═══ Provided records ═══

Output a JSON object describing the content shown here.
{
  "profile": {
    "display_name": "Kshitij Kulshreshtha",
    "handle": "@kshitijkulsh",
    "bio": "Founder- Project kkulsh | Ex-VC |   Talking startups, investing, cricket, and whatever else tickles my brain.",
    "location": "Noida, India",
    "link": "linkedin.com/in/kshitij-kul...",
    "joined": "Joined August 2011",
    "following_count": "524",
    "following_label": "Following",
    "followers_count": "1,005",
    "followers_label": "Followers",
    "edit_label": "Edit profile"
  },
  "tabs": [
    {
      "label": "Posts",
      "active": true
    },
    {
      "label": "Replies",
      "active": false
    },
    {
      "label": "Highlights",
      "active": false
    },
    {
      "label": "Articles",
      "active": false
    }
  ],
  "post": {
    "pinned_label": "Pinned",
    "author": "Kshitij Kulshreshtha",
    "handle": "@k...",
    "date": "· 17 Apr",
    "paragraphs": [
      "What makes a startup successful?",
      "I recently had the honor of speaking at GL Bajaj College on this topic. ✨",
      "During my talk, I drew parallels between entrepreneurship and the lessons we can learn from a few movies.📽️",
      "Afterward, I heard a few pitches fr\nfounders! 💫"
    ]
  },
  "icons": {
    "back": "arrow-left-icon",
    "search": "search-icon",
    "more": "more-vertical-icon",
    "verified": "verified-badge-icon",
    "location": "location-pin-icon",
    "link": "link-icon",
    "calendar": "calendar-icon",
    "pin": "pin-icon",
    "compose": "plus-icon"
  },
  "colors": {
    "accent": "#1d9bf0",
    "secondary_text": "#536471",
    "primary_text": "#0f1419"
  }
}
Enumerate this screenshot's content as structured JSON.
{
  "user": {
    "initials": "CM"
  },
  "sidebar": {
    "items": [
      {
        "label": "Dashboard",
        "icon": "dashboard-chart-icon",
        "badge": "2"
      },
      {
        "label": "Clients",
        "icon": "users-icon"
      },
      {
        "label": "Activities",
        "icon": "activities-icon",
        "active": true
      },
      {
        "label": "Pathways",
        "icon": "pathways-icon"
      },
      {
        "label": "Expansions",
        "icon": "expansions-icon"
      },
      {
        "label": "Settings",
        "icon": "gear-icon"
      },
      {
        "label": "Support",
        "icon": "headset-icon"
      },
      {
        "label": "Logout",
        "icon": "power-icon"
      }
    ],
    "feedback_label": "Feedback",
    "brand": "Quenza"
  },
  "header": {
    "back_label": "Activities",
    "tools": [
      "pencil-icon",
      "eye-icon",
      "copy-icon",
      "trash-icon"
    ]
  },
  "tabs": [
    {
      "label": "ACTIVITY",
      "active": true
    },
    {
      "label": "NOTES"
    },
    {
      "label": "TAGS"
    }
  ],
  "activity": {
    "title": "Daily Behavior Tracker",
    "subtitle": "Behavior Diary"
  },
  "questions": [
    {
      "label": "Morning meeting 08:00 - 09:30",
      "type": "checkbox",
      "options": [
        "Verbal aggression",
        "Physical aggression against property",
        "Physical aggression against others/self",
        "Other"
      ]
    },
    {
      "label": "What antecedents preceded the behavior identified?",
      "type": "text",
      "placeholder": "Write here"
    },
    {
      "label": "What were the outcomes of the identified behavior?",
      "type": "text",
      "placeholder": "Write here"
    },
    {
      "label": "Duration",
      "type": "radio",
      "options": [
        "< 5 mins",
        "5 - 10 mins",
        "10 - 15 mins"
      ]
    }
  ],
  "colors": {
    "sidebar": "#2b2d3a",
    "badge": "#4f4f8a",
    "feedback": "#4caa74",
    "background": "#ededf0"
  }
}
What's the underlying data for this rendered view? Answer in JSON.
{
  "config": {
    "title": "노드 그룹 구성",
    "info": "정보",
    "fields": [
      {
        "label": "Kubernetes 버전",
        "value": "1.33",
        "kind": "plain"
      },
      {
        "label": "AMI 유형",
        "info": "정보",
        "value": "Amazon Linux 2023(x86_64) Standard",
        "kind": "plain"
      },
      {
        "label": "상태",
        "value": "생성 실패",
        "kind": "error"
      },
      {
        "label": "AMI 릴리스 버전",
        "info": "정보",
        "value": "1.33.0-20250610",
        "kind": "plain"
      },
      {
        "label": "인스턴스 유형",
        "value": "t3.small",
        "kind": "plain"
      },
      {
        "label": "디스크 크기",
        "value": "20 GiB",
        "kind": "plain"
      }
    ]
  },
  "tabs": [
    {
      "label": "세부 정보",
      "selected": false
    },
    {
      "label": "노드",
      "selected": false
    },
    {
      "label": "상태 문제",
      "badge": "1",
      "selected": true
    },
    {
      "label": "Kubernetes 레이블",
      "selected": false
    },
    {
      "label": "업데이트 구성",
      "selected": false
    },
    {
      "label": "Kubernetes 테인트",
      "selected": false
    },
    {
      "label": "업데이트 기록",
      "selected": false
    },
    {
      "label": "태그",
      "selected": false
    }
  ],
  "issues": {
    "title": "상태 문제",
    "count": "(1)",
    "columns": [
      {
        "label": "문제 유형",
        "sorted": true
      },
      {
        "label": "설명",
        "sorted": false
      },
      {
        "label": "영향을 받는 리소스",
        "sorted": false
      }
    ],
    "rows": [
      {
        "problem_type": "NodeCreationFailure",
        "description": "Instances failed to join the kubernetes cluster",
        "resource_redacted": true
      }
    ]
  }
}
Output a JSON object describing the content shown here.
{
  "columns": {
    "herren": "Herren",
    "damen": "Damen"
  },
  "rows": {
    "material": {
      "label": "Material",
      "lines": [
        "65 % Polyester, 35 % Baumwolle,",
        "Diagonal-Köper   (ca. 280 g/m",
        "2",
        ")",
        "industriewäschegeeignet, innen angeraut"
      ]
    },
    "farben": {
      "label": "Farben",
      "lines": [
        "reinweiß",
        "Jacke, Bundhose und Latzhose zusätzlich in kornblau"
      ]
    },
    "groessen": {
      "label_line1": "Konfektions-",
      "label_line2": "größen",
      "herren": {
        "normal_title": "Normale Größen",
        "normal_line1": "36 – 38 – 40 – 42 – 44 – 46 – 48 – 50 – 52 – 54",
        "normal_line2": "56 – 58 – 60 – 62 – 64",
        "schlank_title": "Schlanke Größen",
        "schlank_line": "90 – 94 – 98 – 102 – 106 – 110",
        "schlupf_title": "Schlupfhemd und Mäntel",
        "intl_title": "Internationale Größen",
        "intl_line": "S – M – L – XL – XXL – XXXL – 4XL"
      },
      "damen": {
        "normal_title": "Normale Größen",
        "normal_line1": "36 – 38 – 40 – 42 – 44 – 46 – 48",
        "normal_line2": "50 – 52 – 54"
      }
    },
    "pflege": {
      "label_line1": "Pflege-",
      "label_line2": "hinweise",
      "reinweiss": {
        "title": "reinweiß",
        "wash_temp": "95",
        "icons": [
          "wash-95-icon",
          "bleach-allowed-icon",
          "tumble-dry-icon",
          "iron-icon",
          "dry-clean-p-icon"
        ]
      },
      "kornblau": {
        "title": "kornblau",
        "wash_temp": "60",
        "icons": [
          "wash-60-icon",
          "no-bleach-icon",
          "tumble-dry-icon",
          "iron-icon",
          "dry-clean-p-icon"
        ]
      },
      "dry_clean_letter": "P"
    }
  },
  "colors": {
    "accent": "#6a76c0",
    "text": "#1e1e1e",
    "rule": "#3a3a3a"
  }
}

═══

## [Work to be completed]
Only a number is wanted: how many lines contain "badge"?

## [Output for this task]
4